(Visual layout annotation data)

──────────────────────────────

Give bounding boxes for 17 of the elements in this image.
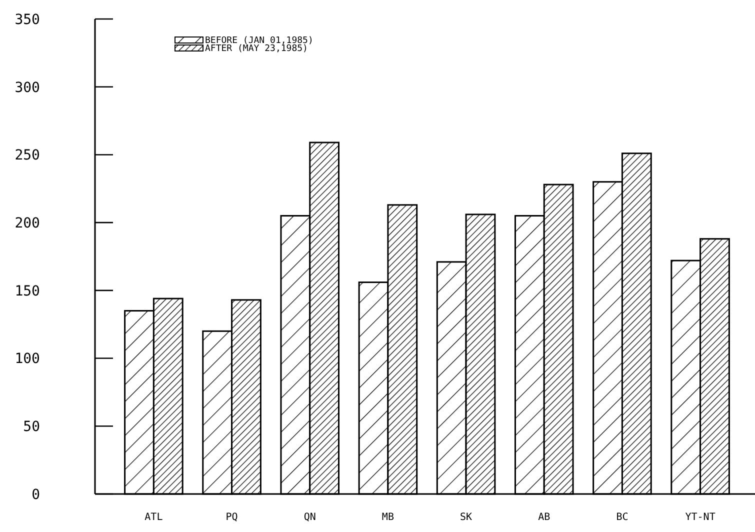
- y-tick-label: 50: [23, 419, 40, 436]
- y-tick-label: 150: [14, 283, 40, 300]
- x-tick-label: ATL: [144, 512, 163, 523]
- x-tick-label: PQ: [226, 512, 238, 523]
- y-tick-label: 250: [14, 148, 40, 164]
- y-tick-label: 300: [14, 80, 40, 96]
- y-tick-label: 200: [14, 215, 40, 232]
- y-tick-label: 350: [14, 12, 40, 28]
- y-tick-label: 100: [14, 351, 40, 368]
- x-tick-label: AB: [538, 512, 550, 523]
- x-tick-label: BC: [616, 512, 628, 523]
- x-tick-label: YT-NT: [685, 512, 716, 523]
- x-tick-label: MB: [382, 512, 394, 523]
- x-tick-label: QN: [304, 512, 316, 523]
- x-tick-label: SK: [460, 512, 472, 523]
- y-tick-label: 0: [32, 486, 40, 503]
- legend-label: AFTER (MAY 23,1985): [205, 44, 308, 54]
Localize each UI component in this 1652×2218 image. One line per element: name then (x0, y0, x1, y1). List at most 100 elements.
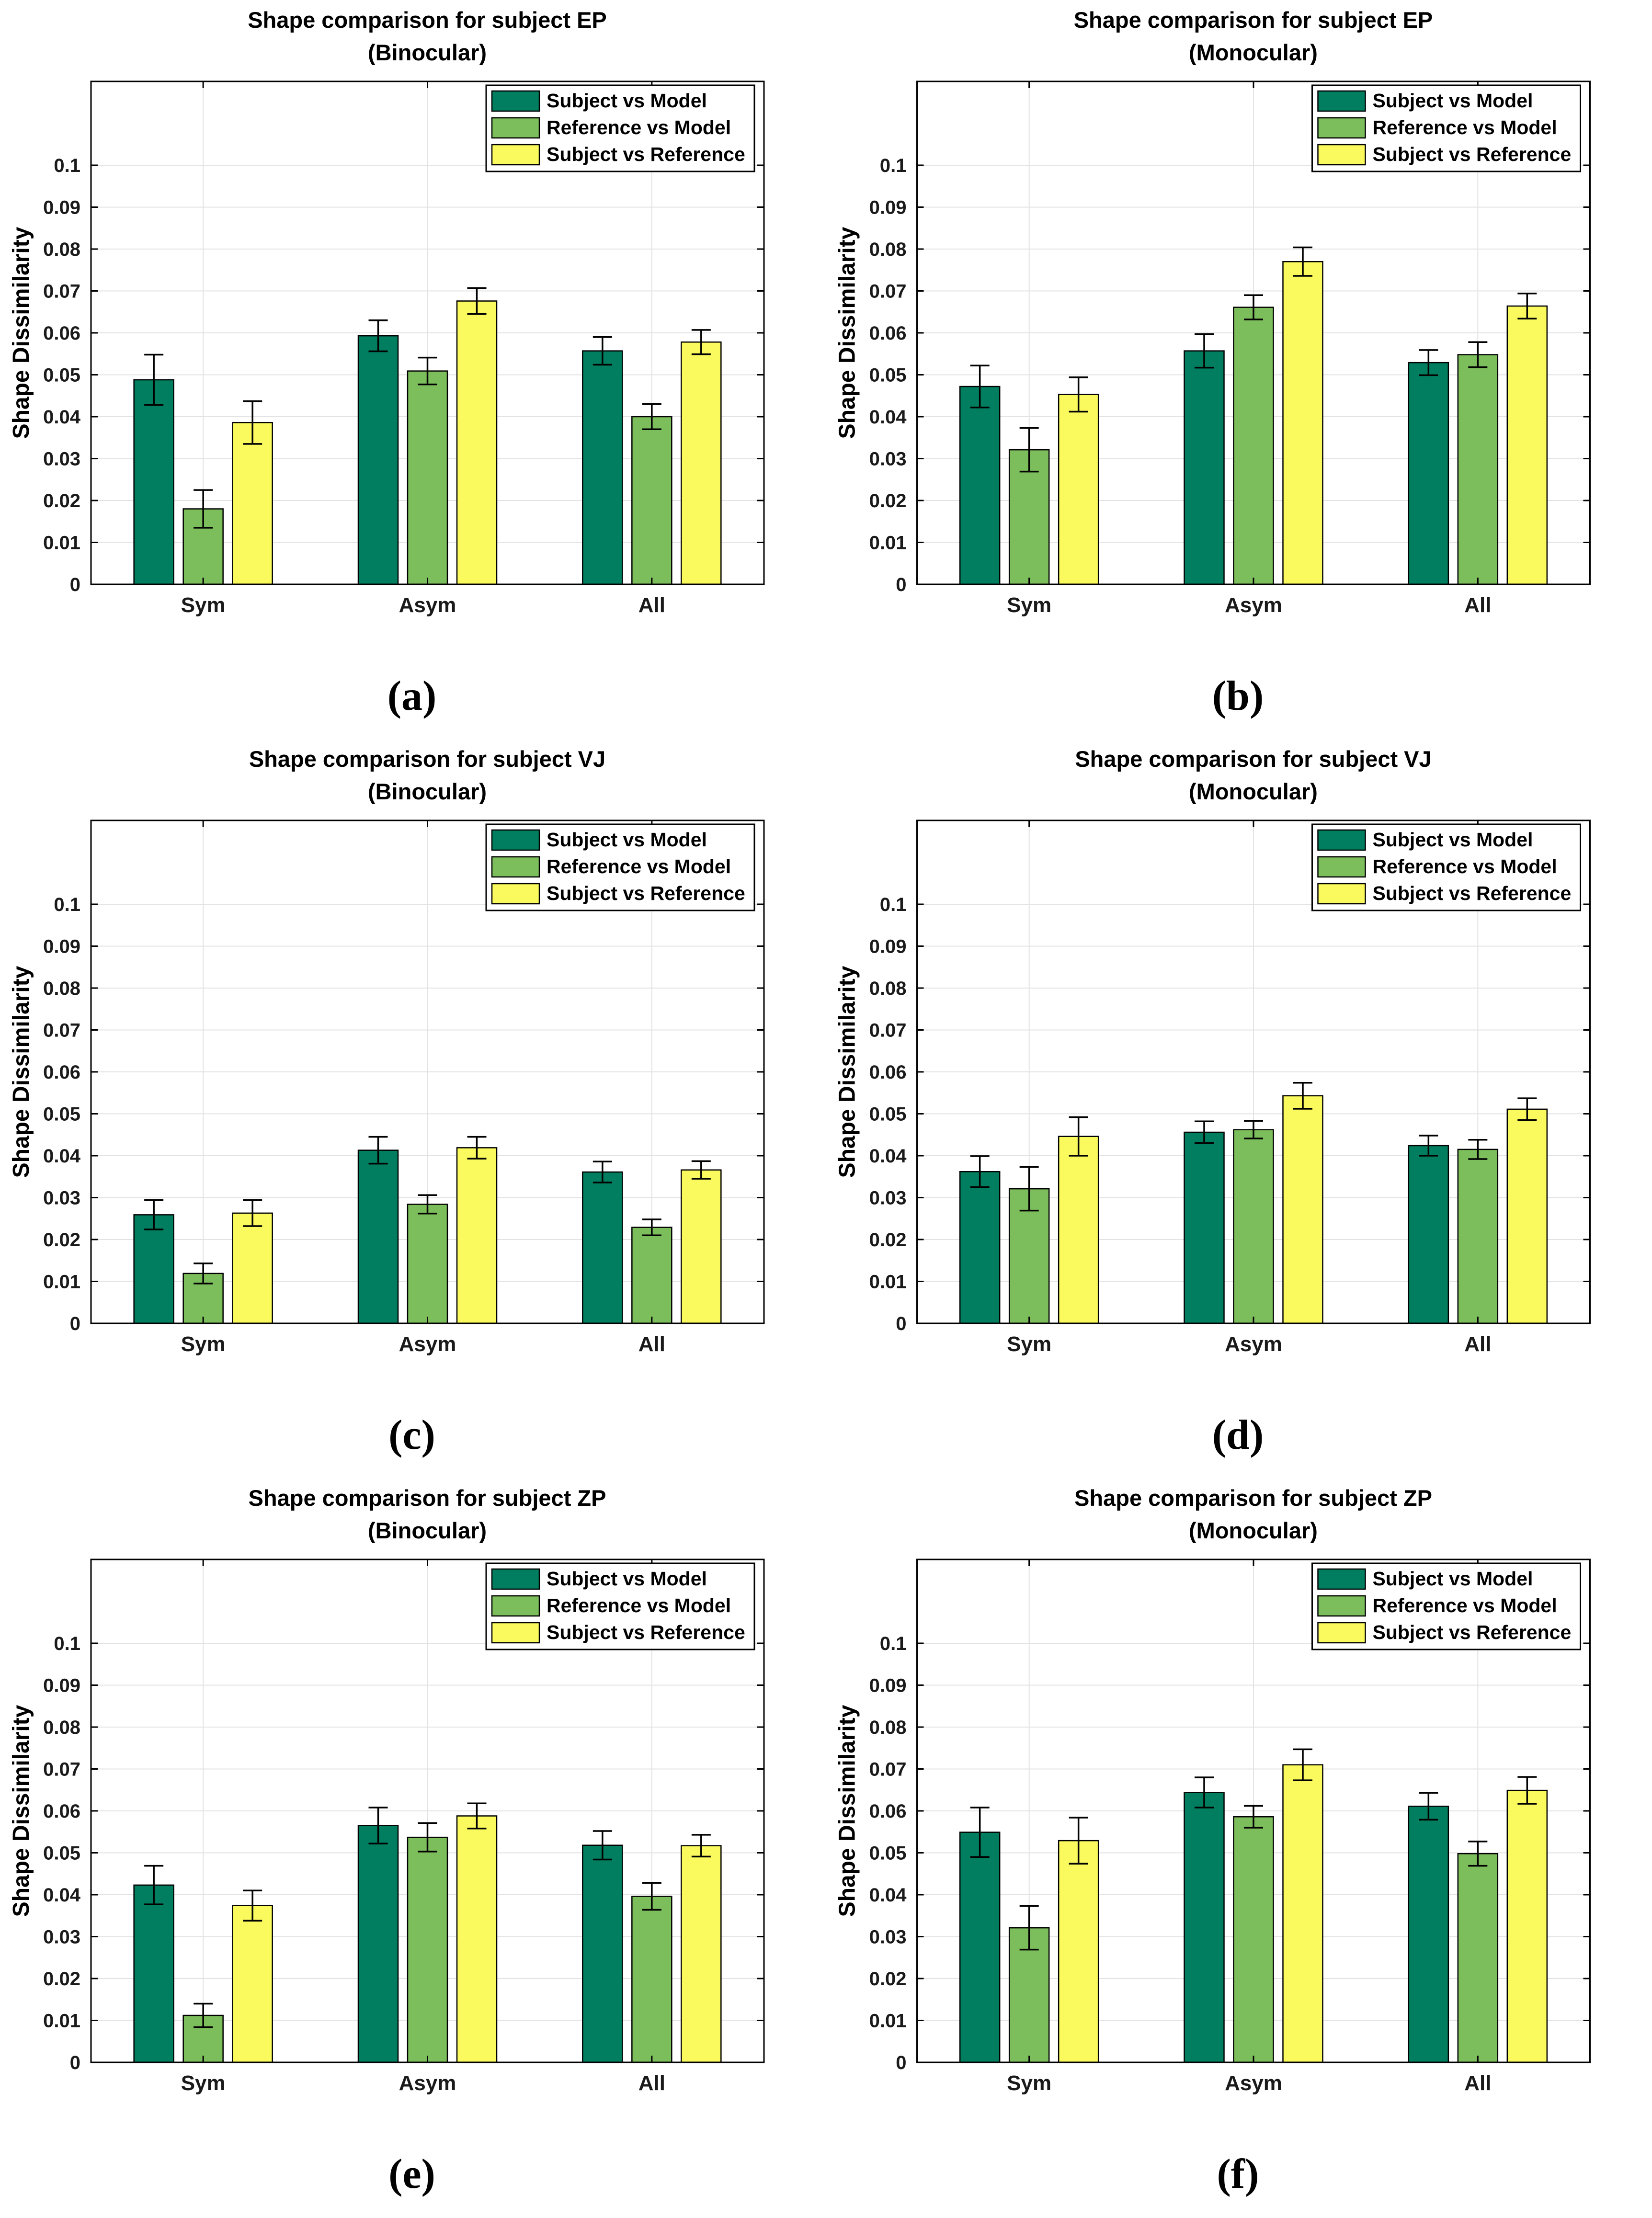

──────────────────────────────

## EXERCISE DESCRIPTION
Put every line of the rows above into a numbered list, leaving out blank lines and the pictures.

## REPLY
1. Give bounding boxes for 17 of the elements in this image.
2. - y-tick-label: 50: [23, 419, 40, 436]
3. - y-tick-label: 150: [14, 283, 40, 300]
4. - x-tick-label: ATL: [144, 512, 163, 523]
5. - x-tick-label: PQ: [226, 512, 238, 523]
6. - y-tick-label: 250: [14, 148, 40, 164]
7. - y-tick-label: 300: [14, 80, 40, 96]
8. - y-tick-label: 200: [14, 215, 40, 232]
9. - y-tick-label: 350: [14, 12, 40, 28]
10. - y-tick-label: 100: [14, 351, 40, 368]
11. - x-tick-label: AB: [538, 512, 550, 523]
12. - x-tick-label: BC: [616, 512, 628, 523]
13. - x-tick-label: YT-NT: [685, 512, 716, 523]
14. - x-tick-label: MB: [382, 512, 394, 523]
15. - x-tick-label: QN: [304, 512, 316, 523]
16. - x-tick-label: SK: [460, 512, 472, 523]
17. - y-tick-label: 0: [32, 486, 40, 503]
18. - legend-label: AFTER (MAY 23,1985): [205, 44, 308, 54]
19. Localize each UI component in this 1652×2218 image. One line per element: name then (x0, y0, x1, y1). List at most 100 elements.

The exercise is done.